··· Given entries ···

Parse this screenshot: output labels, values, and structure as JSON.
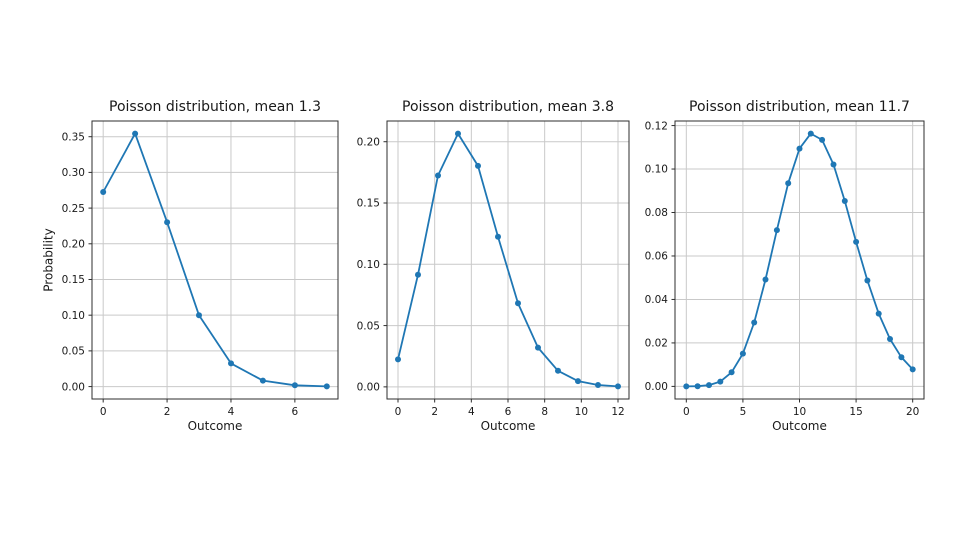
{
  "window": {
    "background": "#ffffff",
    "description": "Figure with three Poisson distribution line plots"
  },
  "style": {
    "accent_line": "#1f77b4",
    "grid": "#c9c9c9",
    "spine": "#2e2e2e",
    "text": "#1a1a1a"
  },
  "chart_data": [
    {
      "type": "line",
      "title": "Poisson distribution, mean 1.3",
      "xlabel": "Outcome",
      "ylabel": "Probability",
      "mean": 1.3,
      "x": [
        0,
        1,
        2,
        3,
        4,
        5,
        6,
        7
      ],
      "y": [
        0.2725,
        0.3543,
        0.2303,
        0.0998,
        0.0324,
        0.0084,
        0.0018,
        0.0003
      ],
      "xlim": [
        -0.35,
        7.35
      ],
      "ylim": [
        -0.0174,
        0.372
      ],
      "xticks": [
        0,
        2,
        4,
        6
      ],
      "yticks": [
        0.0,
        0.05,
        0.1,
        0.15,
        0.2,
        0.25,
        0.3,
        0.35
      ],
      "grid": true,
      "legend": "none",
      "line_color": "#1f77b4",
      "marker": "circle"
    },
    {
      "type": "line",
      "title": "Poisson distribution, mean 3.8",
      "xlabel": "Outcome",
      "ylabel": "",
      "mean": 3.8,
      "x": [
        0,
        1.0909,
        2.1818,
        3.2727,
        4.3636,
        5.4545,
        6.5455,
        7.6364,
        8.7273,
        9.8182,
        10.9091,
        12
      ],
      "y": [
        0.0224,
        0.0915,
        0.1724,
        0.2066,
        0.1803,
        0.1225,
        0.0682,
        0.032,
        0.0131,
        0.0047,
        0.0015,
        0.0004
      ],
      "xlim": [
        -0.6,
        12.6
      ],
      "ylim": [
        -0.0099,
        0.2169
      ],
      "xticks": [
        0,
        2,
        4,
        6,
        8,
        10,
        12
      ],
      "yticks": [
        0.0,
        0.05,
        0.1,
        0.15,
        0.2
      ],
      "grid": true,
      "legend": "none",
      "line_color": "#1f77b4",
      "marker": "circle"
    },
    {
      "type": "line",
      "title": "Poisson distribution, mean 11.7",
      "xlabel": "Outcome",
      "ylabel": "",
      "mean": 11.7,
      "x": [
        0,
        1,
        2,
        3,
        4,
        5,
        6,
        7,
        8,
        9,
        10,
        11,
        12,
        13,
        14,
        15,
        16,
        17,
        18,
        19,
        20
      ],
      "y": [
        0.0,
        0.0001,
        0.0006,
        0.0022,
        0.0065,
        0.0151,
        0.0294,
        0.0492,
        0.0719,
        0.0935,
        0.1094,
        0.1163,
        0.1134,
        0.1021,
        0.0853,
        0.0665,
        0.0487,
        0.0335,
        0.0218,
        0.0134,
        0.0078
      ],
      "xlim": [
        -1,
        21
      ],
      "ylim": [
        -0.0058,
        0.1221
      ],
      "xticks": [
        0,
        5,
        10,
        15,
        20
      ],
      "yticks": [
        0.0,
        0.02,
        0.04,
        0.06,
        0.08,
        0.1,
        0.12
      ],
      "grid": true,
      "legend": "none",
      "line_color": "#1f77b4",
      "marker": "circle"
    }
  ]
}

···

[Written instruction]: With the pictures omitted, reproduce the records in full and exactly.

[Response]:
Parse this screenshot: output labels, values, and structure as JSON.
{
  "window": {
    "background": "#ffffff",
    "description": "Figure with three Poisson distribution line plots"
  },
  "style": {
    "accent_line": "#1f77b4",
    "grid": "#c9c9c9",
    "spine": "#2e2e2e",
    "text": "#1a1a1a"
  },
  "chart_data": [
    {
      "type": "line",
      "title": "Poisson distribution, mean 1.3",
      "xlabel": "Outcome",
      "ylabel": "Probability",
      "mean": 1.3,
      "x": [
        0,
        1,
        2,
        3,
        4,
        5,
        6,
        7
      ],
      "y": [
        0.2725,
        0.3543,
        0.2303,
        0.0998,
        0.0324,
        0.0084,
        0.0018,
        0.0003
      ],
      "xlim": [
        -0.35,
        7.35
      ],
      "ylim": [
        -0.0174,
        0.372
      ],
      "xticks": [
        0,
        2,
        4,
        6
      ],
      "yticks": [
        0.0,
        0.05,
        0.1,
        0.15,
        0.2,
        0.25,
        0.3,
        0.35
      ],
      "grid": true,
      "legend": "none",
      "line_color": "#1f77b4",
      "marker": "circle"
    },
    {
      "type": "line",
      "title": "Poisson distribution, mean 3.8",
      "xlabel": "Outcome",
      "ylabel": "",
      "mean": 3.8,
      "x": [
        0,
        1.0909,
        2.1818,
        3.2727,
        4.3636,
        5.4545,
        6.5455,
        7.6364,
        8.7273,
        9.8182,
        10.9091,
        12
      ],
      "y": [
        0.0224,
        0.0915,
        0.1724,
        0.2066,
        0.1803,
        0.1225,
        0.0682,
        0.032,
        0.0131,
        0.0047,
        0.0015,
        0.0004
      ],
      "xlim": [
        -0.6,
        12.6
      ],
      "ylim": [
        -0.0099,
        0.2169
      ],
      "xticks": [
        0,
        2,
        4,
        6,
        8,
        10,
        12
      ],
      "yticks": [
        0.0,
        0.05,
        0.1,
        0.15,
        0.2
      ],
      "grid": true,
      "legend": "none",
      "line_color": "#1f77b4",
      "marker": "circle"
    },
    {
      "type": "line",
      "title": "Poisson distribution, mean 11.7",
      "xlabel": "Outcome",
      "ylabel": "",
      "mean": 11.7,
      "x": [
        0,
        1,
        2,
        3,
        4,
        5,
        6,
        7,
        8,
        9,
        10,
        11,
        12,
        13,
        14,
        15,
        16,
        17,
        18,
        19,
        20
      ],
      "y": [
        0.0,
        0.0001,
        0.0006,
        0.0022,
        0.0065,
        0.0151,
        0.0294,
        0.0492,
        0.0719,
        0.0935,
        0.1094,
        0.1163,
        0.1134,
        0.1021,
        0.0853,
        0.0665,
        0.0487,
        0.0335,
        0.0218,
        0.0134,
        0.0078
      ],
      "xlim": [
        -1,
        21
      ],
      "ylim": [
        -0.0058,
        0.1221
      ],
      "xticks": [
        0,
        5,
        10,
        15,
        20
      ],
      "yticks": [
        0.0,
        0.02,
        0.04,
        0.06,
        0.08,
        0.1,
        0.12
      ],
      "grid": true,
      "legend": "none",
      "line_color": "#1f77b4",
      "marker": "circle"
    }
  ]
}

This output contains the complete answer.